▸ **YOUR INSTRUCTIONS**
Where a line holds the string "企业名称", return that line.
**** PROVIDED RECORDS ****
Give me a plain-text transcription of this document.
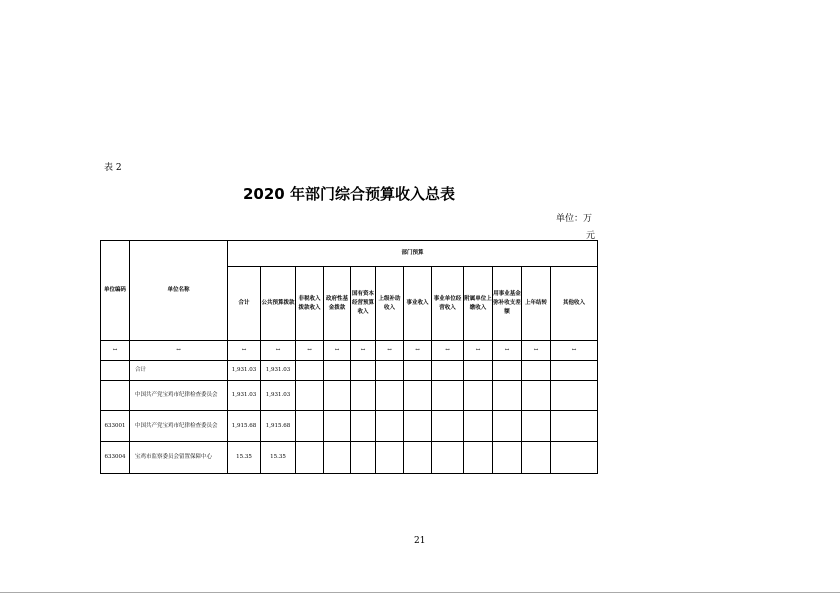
表 2
2020 年部门综合预算收入总表
单位：万
元
单位编码	单位名称	部门预算											
		合计	公共预算拨款	非税收入拨款收入	政府性基金拨款	国有资本经营预算收入	上级补助收入	事业收入	事业单位经营收入	附属单位上缴收入	用事业基金弥补收支差额	上年结转	其他收入
↔	↔	↔	↔	↔	↔	↔	↔	↔	↔	↔	↔	↔	↔
	合计	1,931.03	1,931.03										
	中国共产党宝鸡市纪律检查委员会	1,931.03	1,931.03										
633001	中国共产党宝鸡市纪律检查委员会	1,915.68	1,915.68										
633004	宝鸡市监察委员会留置保障中心	15.35	15.35										
21
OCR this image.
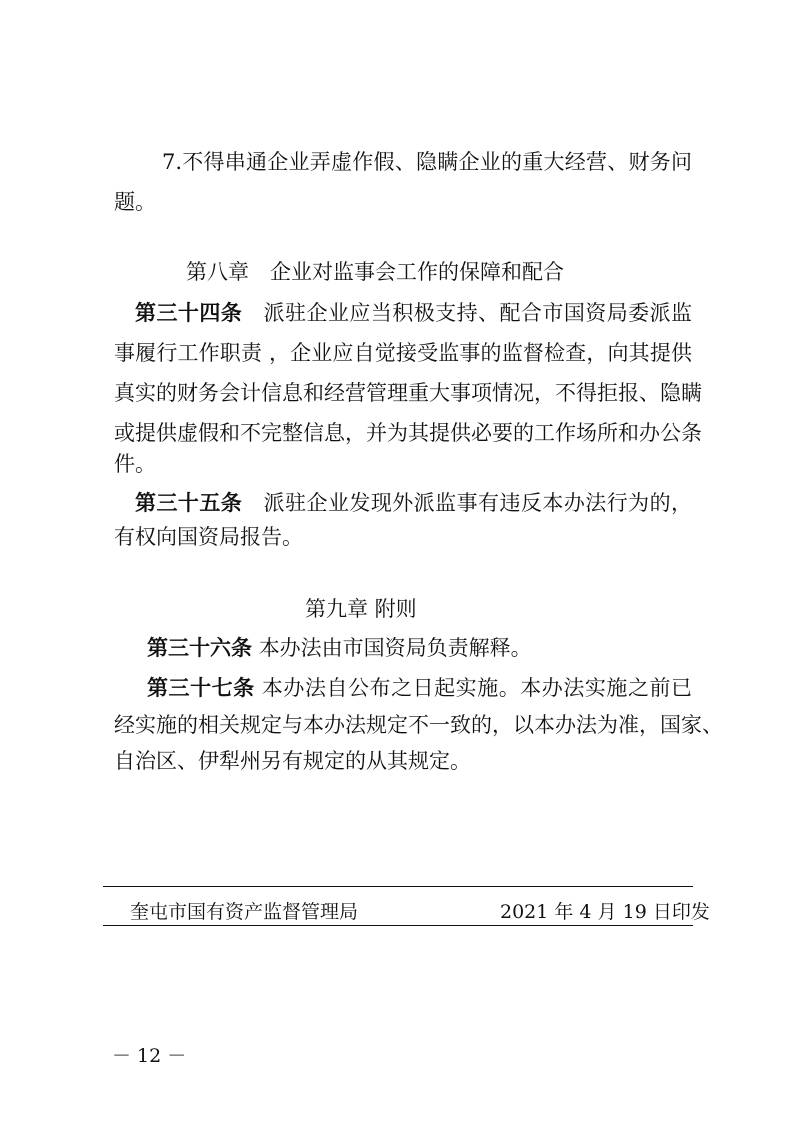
7.不得串通企业弄虚作假、隐瞒企业的重大经营、财务问
题。
第八章　企业对监事会工作的保障和配合
第三十四条　 派驻企业应当积极支持、配合市国资局委派监
事履行工作职责 ，企业应自觉接受监事的监督检查，向其提供
真实的财务会计信息和经营管理重大事项情况，不得拒报、隐瞒
或提供虚假和不完整信息，并为其提供必要的工作场所和办公条
件。
第三十五条　 派驻企业发现外派监事有违反本办法行为的，
有权向国资局报告。
第九章 附则
第三十六条 本办法由市国资局负责解释。
第三十七条 本办法自公布之日起实施。本办法实施之前已
经实施的相关规定与本办法规定不一致的，以本办法为准，国家、
自治区、伊犁州另有规定的从其规定。
奎屯市国有资产监督管理局	2021 年 4 月 19 日印发
－ 12 －
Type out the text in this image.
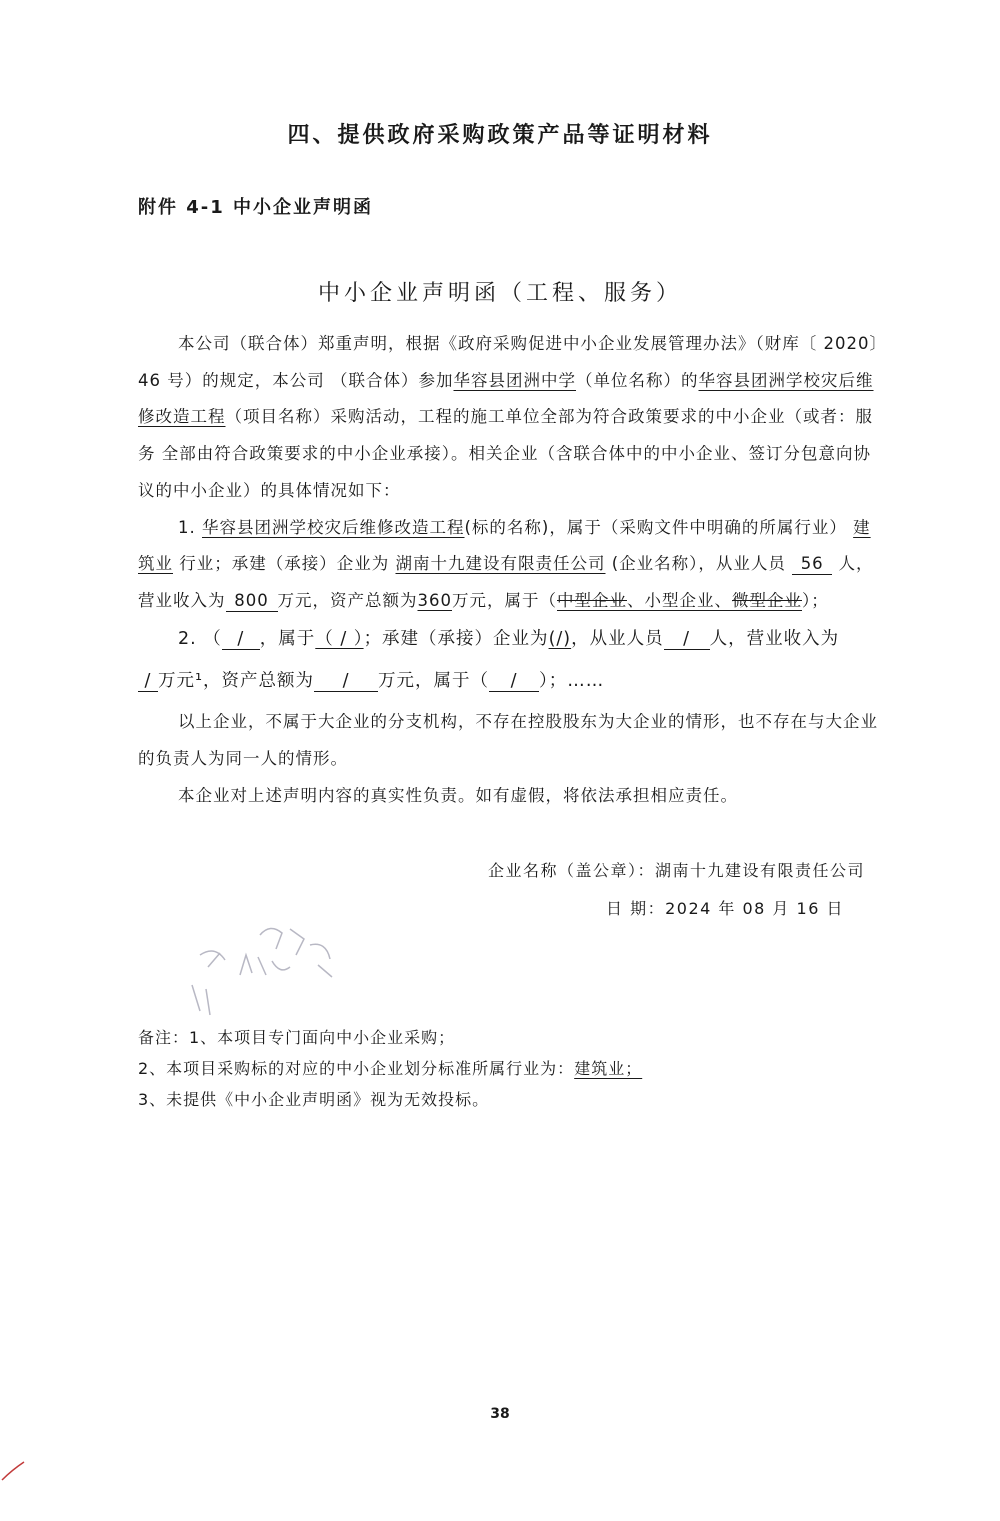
四、提供政府采购政策产品等证明材料
附件 4-1 中小企业声明函
中小企业声明函（工程、服务）
本公司（联合体）郑重声明，根据《政府采购促进中小企业发展管理办法》（财库〔 2020〕
46 号）的规定，本公司 （联合体）参加华容县团洲中学（单位名称）的华容县团洲学校灾后维
修改造工程（项目名称）采购活动，工程的施工单位全部为符合政策要求的中小企业（或者：服
务 全部由符合政策要求的中小企业承接）。相关企业（含联合体中的中小企业、签订分包意向协
议的中小企业）的具体情况如下：
1. 华容县团洲学校灾后维修改造工程(标的名称)，属于（采购文件中明确的所属行业） 建
筑业 行业；承建（承接）企业为 湖南十九建设有限责任公司 (企业名称），从业人员 56 人，
营业收入为 800 万元，资产总额为360万元，属于（中型企业、小型企业、微型企业）；
2. （ / ，属于（ / ）；承建（承接）企业为(/)，从业人员 / 人，营业收入为
/ 万元¹，资产总额为 / 万元，属于（ / ）；……
以上企业，不属于大企业的分支机构，不存在控股股东为大企业的情形，也不存在与大企业
的负责人为同一人的情形。
本企业对上述声明内容的真实性负责。如有虚假，将依法承担相应责任。
企业名称（盖公章）：湖南十九建设有限责任公司
日 期：2024 年 08 月 16 日
备注：1、本项目专门面向中小企业采购；
2、本项目采购标的对应的中小企业划分标准所属行业为：建筑业；
3、未提供《中小企业声明函》视为无效投标。
38
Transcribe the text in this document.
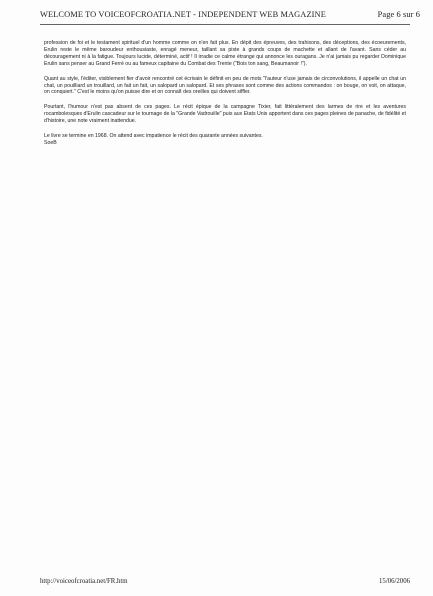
WELCOME TO VOICEOFCROATIA.NET - INDEPENDENT WEB MAGAZINE	Page 6 sur 6

profession de foi et le testament spirituel d'un homme comme on n'en fait plus. En dépit des épreuves, des trahisons, des déceptions, des écoeurements, Erulin reste le même baroudeur enthousiaste, enragé meneur, taillant sa piste à grands coups de machette et allant de l'avant. Sans céder au découragement ni à la fatigue. Toujours lucide, déterminé, actif ! Il irradie ce calme étrange qui annonce les ouragans. Je n'ai jamais pu regarder Dominique Erulin sans penser au Grand Ferré ou au fameux capitaine du Combat des Trente ("Bois ton sang, Beaumanoir !").

Quant au style, l'éditer, visiblement fier d'avoir rencontré cet écrivain le définit en peu de mots "l'auteur n'use jamais de circonvolutions, il appelle un chat un chat, un pouilliard un trouillard, un fait un fait, un salopard un salopard. Et ses phrases sont comme des actions commandos : on bouge, on voit, on attaque, on conquiert." C'est le moins qu'on puisse dire et on connaît des oreilles qui doivent siffler.

Pourtant, l'humour n'est pas absent de ces pages. Le récit épique de la campagne Tixier, fait littéralement des larmes de rire et les aventures rocambolesques d'Erulin cascadeur sur le tournage de la "Grande Vadrouille" puis aux Etats Unis apportent dans ces pages pleines de panache, de fidélité et d'histoire, une note vraiment inattendue.

Le livre se termine en 1968. On attend avec impatience le récit des quarante années suivantes.

SoeB
http://voiceofcroatia.net/FR.htm	15/06/2006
****
▸ **THE REPLY**
筑业 行业；承建（承接）企业为 湖南十九建设有限责任公司 (企业名称），从业人员 56 人，
企业名称（盖公章）：湖南十九建设有限责任公司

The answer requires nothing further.